------ Quoted passage ------

Look at Butternut Squash stem

Like other squash, the stem will be green during growth. When the squash reaches maturity, the color of the stem will turn from green to brown. It also starts to dry out because the plant stops transferring nutrients to the squash. This is one the signs that I depend on upon.

When a butternut squash is past the time of picking, the stem will come off very easily. Mold often finds its way on the stem of older squash. Be sure to check carefully. If you notice mold at all, don’t risk the danger it poses.

Test the Shell

A ripe butternut squash will have a firm shell. It is this hard, protective shell that makes determining ripeness tricky. A ripe squash will not have any give to touch.

To test the shell, press your fingers or your fingernails. A fresh, ripe butternut squash will not dent and will resist puncture. Your fingers shouldn’t cause any damage. If your fingernail causes a dent, it isn’t time to harvest.

------ Source data ------

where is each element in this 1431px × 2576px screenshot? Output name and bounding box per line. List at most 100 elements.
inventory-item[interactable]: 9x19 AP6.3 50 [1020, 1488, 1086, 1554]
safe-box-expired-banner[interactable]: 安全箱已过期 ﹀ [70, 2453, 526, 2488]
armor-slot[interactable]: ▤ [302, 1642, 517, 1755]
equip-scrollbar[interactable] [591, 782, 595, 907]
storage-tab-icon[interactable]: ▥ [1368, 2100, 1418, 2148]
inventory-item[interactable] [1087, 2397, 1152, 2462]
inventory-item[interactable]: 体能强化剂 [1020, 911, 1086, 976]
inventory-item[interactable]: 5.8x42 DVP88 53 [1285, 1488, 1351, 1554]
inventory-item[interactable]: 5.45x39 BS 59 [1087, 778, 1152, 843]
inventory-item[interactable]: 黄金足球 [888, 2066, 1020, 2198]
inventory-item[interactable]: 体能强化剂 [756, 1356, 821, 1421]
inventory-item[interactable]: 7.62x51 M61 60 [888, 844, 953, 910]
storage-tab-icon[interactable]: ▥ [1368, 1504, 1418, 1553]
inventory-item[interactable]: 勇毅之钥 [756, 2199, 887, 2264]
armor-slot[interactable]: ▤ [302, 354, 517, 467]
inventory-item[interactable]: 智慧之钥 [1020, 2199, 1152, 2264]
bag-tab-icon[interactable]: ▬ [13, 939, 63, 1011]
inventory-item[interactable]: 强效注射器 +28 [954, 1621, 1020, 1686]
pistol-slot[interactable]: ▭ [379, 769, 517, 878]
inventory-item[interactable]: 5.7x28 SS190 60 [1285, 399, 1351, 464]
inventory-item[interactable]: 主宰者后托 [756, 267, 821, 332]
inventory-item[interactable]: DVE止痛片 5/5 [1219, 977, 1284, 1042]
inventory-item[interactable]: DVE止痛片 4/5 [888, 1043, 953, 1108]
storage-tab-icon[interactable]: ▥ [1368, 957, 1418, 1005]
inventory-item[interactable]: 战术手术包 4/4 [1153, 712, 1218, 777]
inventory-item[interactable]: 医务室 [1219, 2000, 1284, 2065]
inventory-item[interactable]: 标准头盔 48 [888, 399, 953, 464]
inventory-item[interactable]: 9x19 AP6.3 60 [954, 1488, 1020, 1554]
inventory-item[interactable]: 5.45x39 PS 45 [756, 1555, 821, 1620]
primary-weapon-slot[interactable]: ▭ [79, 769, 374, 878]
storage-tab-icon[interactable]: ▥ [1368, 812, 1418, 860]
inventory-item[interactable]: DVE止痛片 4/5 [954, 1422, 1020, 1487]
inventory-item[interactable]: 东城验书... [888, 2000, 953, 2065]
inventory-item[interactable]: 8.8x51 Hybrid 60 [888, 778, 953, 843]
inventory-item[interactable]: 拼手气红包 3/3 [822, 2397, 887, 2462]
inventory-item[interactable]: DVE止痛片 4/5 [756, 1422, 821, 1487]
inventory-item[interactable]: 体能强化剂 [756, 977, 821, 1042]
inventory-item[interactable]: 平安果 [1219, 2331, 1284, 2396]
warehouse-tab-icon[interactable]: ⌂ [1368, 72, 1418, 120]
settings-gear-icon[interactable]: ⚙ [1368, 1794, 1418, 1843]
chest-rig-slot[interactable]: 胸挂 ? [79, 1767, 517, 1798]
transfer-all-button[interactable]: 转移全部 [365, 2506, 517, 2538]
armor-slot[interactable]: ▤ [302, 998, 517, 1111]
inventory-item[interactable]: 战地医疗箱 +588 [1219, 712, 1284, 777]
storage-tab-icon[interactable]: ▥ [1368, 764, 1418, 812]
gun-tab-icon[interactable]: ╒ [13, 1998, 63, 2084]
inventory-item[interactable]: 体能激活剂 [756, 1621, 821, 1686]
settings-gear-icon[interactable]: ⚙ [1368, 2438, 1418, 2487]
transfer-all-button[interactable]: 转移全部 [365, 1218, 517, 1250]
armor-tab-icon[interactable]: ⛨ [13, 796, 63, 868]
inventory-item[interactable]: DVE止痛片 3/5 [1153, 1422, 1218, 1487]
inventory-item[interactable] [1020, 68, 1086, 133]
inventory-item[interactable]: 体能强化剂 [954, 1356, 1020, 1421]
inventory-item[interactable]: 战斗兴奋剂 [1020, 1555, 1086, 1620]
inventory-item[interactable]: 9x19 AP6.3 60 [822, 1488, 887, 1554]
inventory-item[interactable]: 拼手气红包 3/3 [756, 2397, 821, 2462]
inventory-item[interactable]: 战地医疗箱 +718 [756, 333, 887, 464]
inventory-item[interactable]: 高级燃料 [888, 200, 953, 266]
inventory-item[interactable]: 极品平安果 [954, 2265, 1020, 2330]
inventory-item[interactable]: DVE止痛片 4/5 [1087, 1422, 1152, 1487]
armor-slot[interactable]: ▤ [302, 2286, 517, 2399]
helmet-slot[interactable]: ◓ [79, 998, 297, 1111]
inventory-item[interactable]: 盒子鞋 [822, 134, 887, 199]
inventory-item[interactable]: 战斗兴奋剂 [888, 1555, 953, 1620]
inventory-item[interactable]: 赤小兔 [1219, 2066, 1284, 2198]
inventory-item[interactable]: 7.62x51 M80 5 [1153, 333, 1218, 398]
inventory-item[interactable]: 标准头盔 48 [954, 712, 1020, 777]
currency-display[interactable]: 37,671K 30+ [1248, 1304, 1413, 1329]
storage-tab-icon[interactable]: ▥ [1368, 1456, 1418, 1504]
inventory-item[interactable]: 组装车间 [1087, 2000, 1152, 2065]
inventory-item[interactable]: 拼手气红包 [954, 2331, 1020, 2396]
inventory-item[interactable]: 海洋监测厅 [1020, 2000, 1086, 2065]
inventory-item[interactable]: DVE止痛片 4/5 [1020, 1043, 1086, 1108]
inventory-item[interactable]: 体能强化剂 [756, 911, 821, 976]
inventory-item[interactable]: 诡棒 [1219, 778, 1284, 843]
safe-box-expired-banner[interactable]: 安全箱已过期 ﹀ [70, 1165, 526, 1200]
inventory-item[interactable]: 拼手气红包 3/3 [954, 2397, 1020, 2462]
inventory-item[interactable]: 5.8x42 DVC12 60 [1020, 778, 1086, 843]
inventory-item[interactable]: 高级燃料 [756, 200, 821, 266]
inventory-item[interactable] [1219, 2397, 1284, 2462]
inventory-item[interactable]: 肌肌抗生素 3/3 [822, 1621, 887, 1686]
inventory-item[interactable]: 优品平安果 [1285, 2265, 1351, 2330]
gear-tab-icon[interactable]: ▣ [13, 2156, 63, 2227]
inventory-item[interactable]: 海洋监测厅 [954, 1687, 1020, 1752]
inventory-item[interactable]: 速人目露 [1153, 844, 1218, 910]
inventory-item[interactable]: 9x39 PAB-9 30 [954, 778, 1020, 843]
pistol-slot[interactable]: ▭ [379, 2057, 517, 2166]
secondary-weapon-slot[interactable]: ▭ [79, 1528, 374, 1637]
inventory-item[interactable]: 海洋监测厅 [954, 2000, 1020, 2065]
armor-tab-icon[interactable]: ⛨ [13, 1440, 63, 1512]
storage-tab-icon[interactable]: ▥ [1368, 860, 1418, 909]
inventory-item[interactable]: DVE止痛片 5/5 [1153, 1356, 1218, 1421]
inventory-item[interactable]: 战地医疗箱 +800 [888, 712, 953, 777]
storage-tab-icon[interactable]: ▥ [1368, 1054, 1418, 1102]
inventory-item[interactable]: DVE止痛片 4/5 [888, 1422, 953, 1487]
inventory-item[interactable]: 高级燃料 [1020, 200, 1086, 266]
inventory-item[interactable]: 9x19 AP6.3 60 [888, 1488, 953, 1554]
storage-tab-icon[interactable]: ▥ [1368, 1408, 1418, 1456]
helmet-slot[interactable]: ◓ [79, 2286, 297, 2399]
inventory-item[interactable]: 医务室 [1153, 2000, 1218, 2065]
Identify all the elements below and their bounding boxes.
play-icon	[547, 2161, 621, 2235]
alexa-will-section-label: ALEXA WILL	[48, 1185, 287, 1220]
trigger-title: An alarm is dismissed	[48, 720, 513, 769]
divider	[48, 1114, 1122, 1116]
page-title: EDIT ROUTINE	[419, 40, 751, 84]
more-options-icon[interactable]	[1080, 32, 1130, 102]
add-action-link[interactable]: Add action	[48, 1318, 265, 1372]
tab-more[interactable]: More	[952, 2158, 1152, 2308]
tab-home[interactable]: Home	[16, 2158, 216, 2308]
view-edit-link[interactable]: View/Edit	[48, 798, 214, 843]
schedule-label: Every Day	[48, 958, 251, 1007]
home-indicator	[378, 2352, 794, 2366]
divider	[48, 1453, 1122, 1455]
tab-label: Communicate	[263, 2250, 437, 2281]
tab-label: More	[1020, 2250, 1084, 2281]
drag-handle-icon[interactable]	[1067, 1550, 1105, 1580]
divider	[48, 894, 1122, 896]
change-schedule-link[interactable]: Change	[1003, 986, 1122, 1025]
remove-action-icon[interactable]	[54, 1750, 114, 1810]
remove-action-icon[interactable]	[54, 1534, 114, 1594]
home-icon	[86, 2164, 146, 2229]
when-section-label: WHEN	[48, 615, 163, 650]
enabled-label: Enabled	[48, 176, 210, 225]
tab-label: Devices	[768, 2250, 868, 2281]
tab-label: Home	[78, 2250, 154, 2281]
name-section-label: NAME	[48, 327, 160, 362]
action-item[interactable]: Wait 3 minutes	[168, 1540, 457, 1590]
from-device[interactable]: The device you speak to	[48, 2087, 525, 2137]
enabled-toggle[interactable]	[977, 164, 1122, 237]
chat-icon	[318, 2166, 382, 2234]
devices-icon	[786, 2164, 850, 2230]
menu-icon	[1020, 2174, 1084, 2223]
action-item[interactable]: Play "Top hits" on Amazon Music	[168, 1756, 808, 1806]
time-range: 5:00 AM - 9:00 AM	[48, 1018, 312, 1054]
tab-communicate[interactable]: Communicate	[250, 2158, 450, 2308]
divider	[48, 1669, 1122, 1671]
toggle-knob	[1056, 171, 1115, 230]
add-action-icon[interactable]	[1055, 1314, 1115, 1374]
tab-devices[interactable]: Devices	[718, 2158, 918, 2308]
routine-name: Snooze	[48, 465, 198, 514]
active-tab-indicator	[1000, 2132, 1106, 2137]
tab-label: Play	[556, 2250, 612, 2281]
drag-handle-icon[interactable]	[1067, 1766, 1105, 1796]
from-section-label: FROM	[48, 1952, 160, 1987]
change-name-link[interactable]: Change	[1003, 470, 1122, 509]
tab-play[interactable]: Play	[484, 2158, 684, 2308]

------

# [Required actions]
a. Rewrite the paragraph of the butternut squash text that begins "To test the shell" as a short bulleted list, keeping its main facts.
b. Quote word for word the stretch of the butternut squash text from "Like other squash, the" through "give to touch.".
These rows were drawn from a different source than the butternut squash text.

# [Task-by-task answers]
a.
- Press the shell with your fingers or fingernails.
- A fresh, ripe butternut squash won't dent and resists puncture.
- Your fingers shouldn't damage it.
- If your fingernail leaves a dent, the squash isn't ready to harvest.

b.
Like other squash, the stem will be green during growth. When the squash reaches maturity, the color of the stem will turn from green to brown. It also starts to dry out because the plant stops transferring nutrients to the squash. This is one the signs that I depend on upon.

When a butternut squash is past the time of picking, the stem will come off very easily. Mold often finds its way on the stem of older squash. Be sure to check carefully. If you notice mold at all, don’t risk the danger it poses.

Test the Shell

A ripe butternut squash will have a firm shell. It is this hard, protective shell that makes determining ripeness tricky. A ripe squash will not have any give to touch.